WHAT YOU NEED TO DO:
Pull out every line with the word "type".

━━━━━━━━━━━━━━━━━━━━

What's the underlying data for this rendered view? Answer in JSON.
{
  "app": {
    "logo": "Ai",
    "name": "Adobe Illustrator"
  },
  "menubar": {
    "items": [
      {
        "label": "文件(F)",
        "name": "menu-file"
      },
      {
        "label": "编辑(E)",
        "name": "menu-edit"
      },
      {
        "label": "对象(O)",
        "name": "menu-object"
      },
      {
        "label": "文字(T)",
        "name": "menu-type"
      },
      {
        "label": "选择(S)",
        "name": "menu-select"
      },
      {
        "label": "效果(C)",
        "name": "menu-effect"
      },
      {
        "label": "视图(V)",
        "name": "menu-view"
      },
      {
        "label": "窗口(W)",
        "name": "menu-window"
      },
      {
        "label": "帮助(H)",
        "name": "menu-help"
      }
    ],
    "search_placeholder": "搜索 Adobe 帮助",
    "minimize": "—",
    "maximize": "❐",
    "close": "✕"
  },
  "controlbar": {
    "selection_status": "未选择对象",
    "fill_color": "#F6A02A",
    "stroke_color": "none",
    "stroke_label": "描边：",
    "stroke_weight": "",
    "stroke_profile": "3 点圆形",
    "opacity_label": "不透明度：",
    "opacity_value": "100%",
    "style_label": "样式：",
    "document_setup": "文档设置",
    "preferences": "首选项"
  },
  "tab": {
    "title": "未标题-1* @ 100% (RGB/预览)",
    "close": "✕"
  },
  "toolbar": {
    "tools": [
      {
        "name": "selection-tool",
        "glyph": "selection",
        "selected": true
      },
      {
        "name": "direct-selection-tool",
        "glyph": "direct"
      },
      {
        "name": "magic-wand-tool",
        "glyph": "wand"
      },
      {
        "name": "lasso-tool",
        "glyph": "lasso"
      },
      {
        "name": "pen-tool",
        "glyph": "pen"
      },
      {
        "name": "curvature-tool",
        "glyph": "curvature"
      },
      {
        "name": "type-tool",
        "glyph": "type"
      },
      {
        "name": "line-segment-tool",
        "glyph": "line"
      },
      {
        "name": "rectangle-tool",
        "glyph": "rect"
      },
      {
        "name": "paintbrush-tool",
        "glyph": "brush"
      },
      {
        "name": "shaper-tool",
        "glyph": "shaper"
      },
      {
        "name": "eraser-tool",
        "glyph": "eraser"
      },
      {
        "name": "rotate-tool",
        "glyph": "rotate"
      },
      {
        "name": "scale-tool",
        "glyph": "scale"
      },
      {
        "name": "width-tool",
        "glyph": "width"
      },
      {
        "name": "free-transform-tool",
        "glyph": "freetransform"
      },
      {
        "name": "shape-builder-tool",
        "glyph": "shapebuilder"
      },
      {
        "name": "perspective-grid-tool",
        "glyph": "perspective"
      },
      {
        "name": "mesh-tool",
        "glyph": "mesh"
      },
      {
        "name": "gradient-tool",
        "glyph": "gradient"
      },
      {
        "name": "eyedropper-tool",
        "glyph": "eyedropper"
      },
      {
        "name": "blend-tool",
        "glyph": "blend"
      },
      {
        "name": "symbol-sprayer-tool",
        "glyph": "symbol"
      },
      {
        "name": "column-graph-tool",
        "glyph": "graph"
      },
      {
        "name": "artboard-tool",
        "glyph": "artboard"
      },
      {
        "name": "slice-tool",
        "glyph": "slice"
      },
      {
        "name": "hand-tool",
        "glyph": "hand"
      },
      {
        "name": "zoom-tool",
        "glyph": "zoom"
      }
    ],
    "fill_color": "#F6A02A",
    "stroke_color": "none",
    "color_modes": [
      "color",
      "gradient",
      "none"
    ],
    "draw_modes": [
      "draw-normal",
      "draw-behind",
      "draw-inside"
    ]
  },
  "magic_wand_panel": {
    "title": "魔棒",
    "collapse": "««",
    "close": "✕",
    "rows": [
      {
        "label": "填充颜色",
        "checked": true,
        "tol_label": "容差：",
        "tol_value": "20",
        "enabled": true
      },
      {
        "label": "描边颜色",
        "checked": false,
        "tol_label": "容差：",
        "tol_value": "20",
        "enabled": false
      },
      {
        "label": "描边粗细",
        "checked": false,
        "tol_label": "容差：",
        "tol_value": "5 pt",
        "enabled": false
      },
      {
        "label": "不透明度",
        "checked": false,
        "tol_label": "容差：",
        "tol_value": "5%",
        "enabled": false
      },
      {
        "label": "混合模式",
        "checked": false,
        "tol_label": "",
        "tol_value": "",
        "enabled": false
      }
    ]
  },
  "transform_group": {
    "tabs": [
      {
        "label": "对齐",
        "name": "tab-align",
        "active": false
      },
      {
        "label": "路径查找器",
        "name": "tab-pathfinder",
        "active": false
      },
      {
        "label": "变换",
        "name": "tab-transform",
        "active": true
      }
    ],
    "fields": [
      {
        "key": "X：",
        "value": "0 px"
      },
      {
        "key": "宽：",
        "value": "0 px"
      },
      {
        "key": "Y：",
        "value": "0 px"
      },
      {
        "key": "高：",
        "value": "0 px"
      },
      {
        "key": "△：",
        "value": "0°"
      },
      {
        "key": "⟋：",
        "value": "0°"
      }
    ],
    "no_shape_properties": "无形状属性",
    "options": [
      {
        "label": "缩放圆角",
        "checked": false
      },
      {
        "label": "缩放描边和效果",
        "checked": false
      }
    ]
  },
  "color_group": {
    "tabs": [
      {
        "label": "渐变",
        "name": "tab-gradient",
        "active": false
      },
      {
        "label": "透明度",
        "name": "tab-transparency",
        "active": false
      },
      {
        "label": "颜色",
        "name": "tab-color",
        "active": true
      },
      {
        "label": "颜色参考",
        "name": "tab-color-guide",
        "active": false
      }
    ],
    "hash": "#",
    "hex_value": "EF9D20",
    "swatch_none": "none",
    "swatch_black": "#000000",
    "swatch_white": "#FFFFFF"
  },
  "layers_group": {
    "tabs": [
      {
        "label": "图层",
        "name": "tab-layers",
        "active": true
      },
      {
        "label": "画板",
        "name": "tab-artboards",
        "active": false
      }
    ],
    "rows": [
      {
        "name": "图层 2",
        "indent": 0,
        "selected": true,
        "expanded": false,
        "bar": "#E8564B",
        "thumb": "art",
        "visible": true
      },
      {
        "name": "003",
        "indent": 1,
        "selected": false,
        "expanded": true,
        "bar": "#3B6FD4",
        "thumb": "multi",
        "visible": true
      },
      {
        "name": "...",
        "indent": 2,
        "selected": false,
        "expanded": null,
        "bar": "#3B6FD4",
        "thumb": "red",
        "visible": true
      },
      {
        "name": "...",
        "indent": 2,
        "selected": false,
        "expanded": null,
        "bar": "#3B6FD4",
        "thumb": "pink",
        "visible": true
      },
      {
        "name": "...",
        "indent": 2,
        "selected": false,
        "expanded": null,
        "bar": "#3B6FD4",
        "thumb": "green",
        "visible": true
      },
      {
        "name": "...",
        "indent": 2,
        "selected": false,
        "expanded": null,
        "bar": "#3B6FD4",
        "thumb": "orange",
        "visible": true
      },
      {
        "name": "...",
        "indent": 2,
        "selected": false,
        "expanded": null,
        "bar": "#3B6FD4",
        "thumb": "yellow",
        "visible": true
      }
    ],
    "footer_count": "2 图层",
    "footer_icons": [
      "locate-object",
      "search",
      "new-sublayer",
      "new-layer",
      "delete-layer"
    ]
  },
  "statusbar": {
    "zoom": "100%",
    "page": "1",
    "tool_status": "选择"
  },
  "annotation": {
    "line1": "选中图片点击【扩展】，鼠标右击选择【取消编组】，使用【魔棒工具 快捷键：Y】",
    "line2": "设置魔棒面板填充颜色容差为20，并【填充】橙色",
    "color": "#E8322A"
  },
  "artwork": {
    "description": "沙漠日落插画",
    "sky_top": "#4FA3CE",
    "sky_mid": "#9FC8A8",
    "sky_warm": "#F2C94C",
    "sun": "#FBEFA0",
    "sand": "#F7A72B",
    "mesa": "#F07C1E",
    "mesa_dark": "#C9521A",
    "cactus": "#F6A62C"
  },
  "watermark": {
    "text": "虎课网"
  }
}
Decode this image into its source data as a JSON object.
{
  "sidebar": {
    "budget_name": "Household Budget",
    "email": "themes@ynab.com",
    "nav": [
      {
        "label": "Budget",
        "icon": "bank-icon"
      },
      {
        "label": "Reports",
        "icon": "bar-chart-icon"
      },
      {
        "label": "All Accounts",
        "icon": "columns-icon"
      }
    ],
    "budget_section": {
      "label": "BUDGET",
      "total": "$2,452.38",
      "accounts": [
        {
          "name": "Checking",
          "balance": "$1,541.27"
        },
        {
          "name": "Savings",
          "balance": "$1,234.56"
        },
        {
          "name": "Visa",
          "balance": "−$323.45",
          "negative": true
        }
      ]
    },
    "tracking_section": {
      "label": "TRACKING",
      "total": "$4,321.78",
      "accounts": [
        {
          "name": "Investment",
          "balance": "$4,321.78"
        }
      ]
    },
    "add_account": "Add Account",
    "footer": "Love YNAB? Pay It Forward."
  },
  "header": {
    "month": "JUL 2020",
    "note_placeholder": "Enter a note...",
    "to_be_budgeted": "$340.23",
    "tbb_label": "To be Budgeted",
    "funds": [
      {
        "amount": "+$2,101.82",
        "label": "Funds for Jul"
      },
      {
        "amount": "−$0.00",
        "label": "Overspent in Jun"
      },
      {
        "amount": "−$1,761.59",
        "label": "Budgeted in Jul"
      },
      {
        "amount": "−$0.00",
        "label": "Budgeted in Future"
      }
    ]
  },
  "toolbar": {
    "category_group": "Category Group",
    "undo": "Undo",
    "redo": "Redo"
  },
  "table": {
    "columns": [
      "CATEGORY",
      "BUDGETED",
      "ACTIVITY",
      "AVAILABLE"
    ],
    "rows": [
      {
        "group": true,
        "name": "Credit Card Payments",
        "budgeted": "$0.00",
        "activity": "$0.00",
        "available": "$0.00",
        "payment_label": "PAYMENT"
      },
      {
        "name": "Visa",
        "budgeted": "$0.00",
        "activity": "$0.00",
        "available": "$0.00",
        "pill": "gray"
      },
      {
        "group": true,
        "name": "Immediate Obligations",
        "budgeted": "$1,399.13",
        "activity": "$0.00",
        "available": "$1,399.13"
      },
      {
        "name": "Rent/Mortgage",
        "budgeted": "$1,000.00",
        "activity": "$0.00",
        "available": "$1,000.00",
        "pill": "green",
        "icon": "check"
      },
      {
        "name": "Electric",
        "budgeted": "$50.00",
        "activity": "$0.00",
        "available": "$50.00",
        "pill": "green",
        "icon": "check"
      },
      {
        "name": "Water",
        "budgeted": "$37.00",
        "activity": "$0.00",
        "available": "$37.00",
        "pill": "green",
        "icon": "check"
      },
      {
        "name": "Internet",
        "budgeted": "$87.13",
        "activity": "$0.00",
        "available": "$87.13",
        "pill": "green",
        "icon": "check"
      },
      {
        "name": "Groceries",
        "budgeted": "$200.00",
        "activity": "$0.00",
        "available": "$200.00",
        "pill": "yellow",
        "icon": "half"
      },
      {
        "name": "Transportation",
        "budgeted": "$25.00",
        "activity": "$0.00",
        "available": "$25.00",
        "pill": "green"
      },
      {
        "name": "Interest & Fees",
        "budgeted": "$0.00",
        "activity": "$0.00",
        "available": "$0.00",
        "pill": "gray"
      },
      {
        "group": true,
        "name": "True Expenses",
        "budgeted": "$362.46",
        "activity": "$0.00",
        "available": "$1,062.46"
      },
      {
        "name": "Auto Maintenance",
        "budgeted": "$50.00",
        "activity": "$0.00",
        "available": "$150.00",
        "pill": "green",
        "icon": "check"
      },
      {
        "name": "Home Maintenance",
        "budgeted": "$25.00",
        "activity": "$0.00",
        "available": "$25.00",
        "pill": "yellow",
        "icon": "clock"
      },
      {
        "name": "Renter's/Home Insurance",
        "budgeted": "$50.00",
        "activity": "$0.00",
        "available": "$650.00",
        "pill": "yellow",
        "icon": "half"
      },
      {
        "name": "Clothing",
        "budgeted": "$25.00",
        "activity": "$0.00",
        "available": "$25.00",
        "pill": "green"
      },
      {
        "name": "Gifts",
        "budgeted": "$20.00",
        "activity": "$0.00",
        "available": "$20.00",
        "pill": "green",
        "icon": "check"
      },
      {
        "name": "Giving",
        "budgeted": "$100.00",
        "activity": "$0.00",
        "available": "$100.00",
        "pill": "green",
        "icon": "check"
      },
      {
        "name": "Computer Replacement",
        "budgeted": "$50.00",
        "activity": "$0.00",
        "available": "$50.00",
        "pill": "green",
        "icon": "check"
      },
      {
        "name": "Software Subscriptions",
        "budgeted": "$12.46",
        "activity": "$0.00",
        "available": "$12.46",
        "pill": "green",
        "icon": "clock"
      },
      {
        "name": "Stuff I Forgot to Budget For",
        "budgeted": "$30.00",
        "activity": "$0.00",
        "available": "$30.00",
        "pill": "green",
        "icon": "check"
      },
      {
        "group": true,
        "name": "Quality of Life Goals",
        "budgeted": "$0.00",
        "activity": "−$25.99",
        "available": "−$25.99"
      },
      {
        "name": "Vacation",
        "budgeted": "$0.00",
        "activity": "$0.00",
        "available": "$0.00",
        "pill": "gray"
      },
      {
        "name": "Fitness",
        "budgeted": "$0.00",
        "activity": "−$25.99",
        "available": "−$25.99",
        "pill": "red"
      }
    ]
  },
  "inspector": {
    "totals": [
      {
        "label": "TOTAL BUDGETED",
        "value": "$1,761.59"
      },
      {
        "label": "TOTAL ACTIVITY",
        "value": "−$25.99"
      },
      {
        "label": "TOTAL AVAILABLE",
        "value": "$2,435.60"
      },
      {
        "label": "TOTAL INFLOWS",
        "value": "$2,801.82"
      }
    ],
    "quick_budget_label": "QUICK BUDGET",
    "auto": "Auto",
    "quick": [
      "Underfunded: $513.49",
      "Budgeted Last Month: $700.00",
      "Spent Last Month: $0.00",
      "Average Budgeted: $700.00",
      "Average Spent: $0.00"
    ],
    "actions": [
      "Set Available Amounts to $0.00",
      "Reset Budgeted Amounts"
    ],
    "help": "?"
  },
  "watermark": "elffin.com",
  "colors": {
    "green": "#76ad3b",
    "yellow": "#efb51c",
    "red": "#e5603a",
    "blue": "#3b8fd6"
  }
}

━━━━━━━━━━━━━━━━━━━━

CORRECT ANSWER:
        "name": "menu-type"
        "name": "type-tool",
        "glyph": "type"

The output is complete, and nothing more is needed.